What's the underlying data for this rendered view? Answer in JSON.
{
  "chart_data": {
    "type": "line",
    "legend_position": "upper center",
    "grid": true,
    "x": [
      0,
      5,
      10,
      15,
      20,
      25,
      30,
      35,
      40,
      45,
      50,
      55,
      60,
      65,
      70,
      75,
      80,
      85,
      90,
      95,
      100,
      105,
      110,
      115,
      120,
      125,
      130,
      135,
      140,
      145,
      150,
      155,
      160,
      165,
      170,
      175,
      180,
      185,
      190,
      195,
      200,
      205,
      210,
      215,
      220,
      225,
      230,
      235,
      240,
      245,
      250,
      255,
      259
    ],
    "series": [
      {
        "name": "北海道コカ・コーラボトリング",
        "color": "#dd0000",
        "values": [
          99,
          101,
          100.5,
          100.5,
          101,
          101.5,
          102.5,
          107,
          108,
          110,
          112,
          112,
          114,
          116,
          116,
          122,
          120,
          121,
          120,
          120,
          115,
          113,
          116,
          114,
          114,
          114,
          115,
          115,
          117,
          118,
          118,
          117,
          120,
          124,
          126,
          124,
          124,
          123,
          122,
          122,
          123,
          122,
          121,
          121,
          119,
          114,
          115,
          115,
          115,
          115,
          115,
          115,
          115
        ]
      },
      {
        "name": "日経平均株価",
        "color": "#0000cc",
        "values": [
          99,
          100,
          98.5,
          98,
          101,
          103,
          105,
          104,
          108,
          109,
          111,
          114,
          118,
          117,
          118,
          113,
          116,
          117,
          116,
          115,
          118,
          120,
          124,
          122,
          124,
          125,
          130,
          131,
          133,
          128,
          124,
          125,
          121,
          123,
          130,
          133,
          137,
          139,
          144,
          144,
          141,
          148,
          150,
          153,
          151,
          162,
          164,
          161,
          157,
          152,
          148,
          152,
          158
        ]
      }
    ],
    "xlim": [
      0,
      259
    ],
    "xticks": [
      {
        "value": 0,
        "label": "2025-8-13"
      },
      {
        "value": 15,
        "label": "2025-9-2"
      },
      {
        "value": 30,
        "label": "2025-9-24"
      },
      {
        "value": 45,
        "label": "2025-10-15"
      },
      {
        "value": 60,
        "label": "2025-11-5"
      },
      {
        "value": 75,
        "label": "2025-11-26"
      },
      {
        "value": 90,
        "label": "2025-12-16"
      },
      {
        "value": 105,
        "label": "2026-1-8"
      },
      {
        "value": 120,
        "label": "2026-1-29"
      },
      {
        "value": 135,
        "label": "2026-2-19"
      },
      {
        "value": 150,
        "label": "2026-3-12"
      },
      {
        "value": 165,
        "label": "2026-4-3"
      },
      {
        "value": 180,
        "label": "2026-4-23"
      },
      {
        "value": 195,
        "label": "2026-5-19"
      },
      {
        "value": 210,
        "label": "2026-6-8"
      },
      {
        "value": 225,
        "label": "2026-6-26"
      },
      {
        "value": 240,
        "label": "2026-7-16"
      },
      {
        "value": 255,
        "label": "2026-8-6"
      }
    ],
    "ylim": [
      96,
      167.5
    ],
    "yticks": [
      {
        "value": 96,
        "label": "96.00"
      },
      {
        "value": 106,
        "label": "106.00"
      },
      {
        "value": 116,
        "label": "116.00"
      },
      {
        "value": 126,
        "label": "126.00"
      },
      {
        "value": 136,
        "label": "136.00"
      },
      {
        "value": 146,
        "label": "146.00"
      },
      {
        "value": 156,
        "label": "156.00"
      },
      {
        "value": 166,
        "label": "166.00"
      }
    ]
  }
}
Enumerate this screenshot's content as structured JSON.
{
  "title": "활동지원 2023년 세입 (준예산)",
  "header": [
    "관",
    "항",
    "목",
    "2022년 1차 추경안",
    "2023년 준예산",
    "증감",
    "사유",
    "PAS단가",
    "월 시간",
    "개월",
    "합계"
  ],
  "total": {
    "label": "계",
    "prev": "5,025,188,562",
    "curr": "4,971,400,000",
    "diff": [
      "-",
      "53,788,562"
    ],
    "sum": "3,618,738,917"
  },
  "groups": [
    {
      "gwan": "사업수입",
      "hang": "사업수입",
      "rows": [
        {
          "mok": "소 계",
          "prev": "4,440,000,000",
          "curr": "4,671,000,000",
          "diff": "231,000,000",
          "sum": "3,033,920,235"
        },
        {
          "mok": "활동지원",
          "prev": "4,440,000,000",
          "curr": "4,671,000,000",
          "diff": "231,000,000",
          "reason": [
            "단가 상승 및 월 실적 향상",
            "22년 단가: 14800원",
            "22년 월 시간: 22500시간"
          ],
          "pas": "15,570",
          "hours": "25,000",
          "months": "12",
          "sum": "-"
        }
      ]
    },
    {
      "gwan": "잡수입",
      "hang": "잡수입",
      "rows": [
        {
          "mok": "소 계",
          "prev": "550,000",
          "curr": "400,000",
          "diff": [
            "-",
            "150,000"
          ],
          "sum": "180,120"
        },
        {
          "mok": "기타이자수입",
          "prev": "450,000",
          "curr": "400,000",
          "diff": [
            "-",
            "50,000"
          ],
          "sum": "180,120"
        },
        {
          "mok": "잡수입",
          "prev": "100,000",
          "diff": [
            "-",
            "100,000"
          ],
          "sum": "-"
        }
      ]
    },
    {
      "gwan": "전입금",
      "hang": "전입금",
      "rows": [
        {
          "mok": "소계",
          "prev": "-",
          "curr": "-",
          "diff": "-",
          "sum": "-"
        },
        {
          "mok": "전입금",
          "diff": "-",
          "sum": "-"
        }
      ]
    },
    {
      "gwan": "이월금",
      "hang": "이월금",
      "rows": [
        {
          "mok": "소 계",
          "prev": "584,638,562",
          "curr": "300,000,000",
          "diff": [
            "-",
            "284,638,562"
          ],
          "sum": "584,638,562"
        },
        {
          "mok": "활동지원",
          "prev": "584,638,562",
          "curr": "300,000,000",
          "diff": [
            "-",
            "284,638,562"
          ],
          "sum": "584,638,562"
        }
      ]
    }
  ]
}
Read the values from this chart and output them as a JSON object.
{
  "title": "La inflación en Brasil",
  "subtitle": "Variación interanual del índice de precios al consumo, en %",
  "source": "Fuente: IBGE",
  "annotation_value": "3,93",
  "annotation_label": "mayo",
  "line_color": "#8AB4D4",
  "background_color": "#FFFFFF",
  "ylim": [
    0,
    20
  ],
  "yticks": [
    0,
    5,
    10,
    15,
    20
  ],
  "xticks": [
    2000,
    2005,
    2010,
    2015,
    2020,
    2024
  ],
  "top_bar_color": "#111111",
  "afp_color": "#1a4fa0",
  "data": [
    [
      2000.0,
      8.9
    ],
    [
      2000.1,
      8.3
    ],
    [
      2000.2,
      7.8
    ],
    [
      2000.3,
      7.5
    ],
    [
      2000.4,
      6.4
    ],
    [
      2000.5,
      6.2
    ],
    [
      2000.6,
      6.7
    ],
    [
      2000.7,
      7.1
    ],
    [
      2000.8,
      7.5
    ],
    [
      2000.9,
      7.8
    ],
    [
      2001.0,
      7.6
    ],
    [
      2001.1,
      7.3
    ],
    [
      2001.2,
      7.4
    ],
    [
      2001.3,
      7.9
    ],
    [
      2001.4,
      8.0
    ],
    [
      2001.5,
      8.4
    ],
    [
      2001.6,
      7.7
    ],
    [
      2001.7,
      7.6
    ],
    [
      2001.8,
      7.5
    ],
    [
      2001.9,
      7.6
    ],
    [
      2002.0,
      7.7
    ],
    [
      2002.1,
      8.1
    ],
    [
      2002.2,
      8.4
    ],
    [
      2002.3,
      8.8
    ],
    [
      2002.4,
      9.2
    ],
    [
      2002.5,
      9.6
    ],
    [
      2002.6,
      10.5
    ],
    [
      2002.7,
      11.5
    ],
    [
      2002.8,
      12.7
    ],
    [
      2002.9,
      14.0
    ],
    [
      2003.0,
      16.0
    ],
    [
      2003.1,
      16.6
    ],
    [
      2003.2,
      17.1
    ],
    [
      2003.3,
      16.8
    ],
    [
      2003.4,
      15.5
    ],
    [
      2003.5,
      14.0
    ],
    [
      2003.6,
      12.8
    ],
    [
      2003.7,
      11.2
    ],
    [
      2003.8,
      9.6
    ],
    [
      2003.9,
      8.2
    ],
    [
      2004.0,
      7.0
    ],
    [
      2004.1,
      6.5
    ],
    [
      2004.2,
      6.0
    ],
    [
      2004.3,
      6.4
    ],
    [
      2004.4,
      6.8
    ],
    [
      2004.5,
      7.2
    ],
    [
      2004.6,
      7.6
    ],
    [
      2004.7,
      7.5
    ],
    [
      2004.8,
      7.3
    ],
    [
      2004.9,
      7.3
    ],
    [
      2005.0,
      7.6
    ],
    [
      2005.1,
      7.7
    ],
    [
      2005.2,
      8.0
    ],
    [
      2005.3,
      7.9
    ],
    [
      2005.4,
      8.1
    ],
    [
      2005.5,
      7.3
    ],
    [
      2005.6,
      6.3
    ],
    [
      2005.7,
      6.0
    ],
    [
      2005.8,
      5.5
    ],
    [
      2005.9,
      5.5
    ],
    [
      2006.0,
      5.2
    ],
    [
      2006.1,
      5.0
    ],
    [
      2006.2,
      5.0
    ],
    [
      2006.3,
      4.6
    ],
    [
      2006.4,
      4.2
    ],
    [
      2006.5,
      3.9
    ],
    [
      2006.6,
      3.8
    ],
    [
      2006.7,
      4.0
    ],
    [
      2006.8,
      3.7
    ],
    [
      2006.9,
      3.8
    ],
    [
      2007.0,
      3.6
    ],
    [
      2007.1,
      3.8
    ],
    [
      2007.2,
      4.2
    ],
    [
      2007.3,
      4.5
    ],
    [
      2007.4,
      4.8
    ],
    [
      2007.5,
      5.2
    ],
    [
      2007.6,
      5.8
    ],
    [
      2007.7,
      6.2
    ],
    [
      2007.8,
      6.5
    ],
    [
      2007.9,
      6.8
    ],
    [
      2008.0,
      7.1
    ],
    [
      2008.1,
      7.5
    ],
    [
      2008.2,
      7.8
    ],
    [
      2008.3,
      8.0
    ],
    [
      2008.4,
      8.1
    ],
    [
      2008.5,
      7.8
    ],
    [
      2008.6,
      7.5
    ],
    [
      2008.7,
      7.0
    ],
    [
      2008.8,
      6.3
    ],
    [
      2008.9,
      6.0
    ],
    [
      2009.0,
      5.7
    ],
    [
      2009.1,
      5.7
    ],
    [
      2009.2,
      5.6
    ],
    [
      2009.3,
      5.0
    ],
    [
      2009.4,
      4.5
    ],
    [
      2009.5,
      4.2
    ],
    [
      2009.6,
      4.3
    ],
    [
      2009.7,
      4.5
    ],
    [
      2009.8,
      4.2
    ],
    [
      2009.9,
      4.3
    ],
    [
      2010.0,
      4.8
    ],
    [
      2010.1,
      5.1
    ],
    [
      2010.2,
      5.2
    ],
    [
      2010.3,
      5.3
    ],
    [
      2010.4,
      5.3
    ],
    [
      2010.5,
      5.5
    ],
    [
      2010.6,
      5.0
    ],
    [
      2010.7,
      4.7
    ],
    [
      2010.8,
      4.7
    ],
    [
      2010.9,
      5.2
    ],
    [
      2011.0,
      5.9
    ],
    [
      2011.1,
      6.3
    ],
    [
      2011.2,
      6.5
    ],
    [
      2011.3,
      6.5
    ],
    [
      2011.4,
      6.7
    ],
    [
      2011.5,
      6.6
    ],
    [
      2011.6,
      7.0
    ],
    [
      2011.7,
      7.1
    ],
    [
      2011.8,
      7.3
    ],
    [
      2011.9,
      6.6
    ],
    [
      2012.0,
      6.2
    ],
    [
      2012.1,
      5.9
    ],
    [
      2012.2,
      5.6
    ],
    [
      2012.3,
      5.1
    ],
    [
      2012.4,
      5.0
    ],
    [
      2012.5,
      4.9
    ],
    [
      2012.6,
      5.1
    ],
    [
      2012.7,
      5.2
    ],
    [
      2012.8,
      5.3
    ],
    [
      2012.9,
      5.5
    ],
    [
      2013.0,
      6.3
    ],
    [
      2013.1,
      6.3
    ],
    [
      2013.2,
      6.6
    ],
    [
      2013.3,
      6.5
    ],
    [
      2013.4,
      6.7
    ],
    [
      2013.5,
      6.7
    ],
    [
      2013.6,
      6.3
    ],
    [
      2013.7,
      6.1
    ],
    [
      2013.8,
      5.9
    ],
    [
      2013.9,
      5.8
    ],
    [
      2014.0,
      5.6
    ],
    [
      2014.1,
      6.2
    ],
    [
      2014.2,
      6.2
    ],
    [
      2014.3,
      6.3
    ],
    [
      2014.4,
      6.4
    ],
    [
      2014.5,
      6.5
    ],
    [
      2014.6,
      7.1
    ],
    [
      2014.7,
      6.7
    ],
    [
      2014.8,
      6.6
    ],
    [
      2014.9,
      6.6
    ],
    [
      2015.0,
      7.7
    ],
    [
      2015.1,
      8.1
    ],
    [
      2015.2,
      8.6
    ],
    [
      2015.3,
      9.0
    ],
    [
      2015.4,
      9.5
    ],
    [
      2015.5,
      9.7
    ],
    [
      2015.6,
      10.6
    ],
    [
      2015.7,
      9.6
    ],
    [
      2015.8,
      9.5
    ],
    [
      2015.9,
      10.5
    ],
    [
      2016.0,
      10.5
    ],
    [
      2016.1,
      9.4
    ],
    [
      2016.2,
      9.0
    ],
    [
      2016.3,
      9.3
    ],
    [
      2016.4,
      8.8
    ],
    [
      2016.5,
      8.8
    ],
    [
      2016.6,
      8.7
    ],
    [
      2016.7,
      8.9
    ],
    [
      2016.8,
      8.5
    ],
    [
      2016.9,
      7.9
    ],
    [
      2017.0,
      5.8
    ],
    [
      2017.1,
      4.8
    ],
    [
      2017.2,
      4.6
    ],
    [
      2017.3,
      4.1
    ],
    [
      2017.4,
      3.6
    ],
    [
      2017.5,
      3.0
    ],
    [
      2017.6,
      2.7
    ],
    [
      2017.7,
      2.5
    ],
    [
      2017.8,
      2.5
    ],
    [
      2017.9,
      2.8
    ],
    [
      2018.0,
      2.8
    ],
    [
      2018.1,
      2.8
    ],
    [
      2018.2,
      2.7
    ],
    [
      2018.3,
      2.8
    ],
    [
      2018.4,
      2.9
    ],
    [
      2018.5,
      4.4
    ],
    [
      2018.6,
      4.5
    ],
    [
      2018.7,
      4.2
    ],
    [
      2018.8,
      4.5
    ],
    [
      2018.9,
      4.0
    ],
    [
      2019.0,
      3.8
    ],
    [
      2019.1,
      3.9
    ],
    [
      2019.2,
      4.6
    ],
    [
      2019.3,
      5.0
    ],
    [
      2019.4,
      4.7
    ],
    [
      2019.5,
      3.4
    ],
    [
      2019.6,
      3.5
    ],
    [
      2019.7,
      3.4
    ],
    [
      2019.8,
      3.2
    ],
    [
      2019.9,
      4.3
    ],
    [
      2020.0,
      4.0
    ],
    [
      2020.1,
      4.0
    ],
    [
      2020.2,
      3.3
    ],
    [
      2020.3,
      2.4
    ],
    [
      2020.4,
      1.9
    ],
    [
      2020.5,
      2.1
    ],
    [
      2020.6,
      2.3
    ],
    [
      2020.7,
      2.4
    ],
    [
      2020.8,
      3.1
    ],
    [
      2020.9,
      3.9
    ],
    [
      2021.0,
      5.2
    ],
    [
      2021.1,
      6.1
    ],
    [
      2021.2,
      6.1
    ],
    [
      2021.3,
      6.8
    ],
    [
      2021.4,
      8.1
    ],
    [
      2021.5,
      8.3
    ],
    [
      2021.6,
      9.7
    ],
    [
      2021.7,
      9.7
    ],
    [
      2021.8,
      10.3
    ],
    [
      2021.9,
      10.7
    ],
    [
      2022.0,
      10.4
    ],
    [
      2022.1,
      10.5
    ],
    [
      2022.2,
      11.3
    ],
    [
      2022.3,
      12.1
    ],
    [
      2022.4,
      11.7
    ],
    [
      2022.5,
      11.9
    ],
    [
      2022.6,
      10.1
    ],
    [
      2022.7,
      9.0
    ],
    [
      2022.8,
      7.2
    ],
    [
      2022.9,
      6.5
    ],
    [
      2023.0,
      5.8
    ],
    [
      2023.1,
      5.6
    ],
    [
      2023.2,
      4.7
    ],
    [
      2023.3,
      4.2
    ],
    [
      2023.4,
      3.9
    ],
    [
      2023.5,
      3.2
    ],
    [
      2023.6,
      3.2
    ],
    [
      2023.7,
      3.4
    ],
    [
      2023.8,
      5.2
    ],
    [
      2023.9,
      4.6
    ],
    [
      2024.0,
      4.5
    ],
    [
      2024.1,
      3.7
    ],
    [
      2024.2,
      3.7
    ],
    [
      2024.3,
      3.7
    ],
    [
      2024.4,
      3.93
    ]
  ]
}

> [Exercise instructions]: Using the listing above, list every line in which the string "prev" occurs.

> [Exercise output]:
    "prev": "5,025,188,562",
          "prev": "4,440,000,000",
          "prev": "4,440,000,000",
          "prev": "550,000",
          "prev": "450,000",
          "prev": "100,000",
          "prev": "-",
          "prev": "584,638,562",
          "prev": "584,638,562",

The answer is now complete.